• The problem:
What lines of the data hold the string "Gewinne"? Pull each one out.

==========

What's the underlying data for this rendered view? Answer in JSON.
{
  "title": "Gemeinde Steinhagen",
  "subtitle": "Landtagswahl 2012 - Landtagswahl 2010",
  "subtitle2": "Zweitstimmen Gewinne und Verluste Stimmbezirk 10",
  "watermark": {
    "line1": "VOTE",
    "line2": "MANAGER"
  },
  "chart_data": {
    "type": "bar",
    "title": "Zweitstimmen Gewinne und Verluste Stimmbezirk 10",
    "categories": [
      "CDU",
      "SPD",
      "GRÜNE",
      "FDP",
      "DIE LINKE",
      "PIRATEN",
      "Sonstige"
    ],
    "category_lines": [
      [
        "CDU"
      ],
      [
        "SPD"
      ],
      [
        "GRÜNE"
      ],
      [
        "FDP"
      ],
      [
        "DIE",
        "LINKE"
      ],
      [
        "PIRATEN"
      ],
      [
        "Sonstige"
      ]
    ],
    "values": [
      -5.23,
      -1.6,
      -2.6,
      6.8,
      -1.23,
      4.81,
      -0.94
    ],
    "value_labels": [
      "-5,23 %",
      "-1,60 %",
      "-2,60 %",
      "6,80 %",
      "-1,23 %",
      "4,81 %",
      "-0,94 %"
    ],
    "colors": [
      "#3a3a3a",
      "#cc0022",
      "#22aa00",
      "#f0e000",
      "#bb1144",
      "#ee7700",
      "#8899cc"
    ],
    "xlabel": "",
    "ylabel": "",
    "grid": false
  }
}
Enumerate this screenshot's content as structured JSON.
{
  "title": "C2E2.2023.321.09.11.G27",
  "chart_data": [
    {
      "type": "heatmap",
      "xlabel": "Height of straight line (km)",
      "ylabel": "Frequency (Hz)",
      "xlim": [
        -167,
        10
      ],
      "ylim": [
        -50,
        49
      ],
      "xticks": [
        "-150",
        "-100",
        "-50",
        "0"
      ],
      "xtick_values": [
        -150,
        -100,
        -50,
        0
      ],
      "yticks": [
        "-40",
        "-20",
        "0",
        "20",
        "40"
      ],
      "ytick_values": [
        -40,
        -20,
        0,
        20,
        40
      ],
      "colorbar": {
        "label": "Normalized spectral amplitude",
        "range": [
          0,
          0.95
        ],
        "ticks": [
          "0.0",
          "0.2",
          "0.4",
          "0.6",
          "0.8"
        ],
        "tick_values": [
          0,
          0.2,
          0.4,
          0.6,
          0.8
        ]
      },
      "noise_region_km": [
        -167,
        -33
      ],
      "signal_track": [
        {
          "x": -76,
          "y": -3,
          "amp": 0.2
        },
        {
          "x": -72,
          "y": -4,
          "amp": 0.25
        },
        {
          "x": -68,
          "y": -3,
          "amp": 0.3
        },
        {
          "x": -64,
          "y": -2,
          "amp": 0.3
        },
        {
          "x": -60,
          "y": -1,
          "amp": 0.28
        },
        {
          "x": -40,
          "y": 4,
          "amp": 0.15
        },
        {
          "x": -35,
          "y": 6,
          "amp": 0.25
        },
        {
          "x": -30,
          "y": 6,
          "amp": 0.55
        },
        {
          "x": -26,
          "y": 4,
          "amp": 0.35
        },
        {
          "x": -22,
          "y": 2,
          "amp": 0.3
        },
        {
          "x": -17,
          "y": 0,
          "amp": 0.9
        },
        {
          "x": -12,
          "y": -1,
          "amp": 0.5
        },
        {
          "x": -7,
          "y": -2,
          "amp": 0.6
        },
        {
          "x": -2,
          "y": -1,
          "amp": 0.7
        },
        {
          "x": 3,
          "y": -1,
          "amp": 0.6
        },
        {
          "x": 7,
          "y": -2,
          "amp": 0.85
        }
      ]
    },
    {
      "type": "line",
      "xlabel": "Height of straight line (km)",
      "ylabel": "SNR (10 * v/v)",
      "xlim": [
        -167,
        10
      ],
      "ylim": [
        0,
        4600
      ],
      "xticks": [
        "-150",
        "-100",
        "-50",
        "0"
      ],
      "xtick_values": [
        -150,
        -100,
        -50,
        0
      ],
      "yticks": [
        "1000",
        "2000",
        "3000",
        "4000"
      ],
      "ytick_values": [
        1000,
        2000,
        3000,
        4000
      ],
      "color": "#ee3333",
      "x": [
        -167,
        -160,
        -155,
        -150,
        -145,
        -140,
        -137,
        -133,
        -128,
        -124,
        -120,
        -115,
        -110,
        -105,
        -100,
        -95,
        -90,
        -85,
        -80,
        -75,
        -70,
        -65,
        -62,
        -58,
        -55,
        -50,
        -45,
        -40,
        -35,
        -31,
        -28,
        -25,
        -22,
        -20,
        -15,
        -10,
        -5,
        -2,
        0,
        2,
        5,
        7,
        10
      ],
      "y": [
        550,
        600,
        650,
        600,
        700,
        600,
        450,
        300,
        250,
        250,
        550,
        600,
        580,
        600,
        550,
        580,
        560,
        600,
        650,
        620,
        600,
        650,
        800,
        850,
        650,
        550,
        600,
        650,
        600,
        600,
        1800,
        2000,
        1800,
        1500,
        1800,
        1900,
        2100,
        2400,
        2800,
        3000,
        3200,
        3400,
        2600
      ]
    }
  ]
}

==========

• Expected answer:
  "subtitle2": "Zweitstimmen Gewinne und Verluste Stimmbezirk 10",
    "title": "Zweitstimmen Gewinne und Verluste Stimmbezirk 10",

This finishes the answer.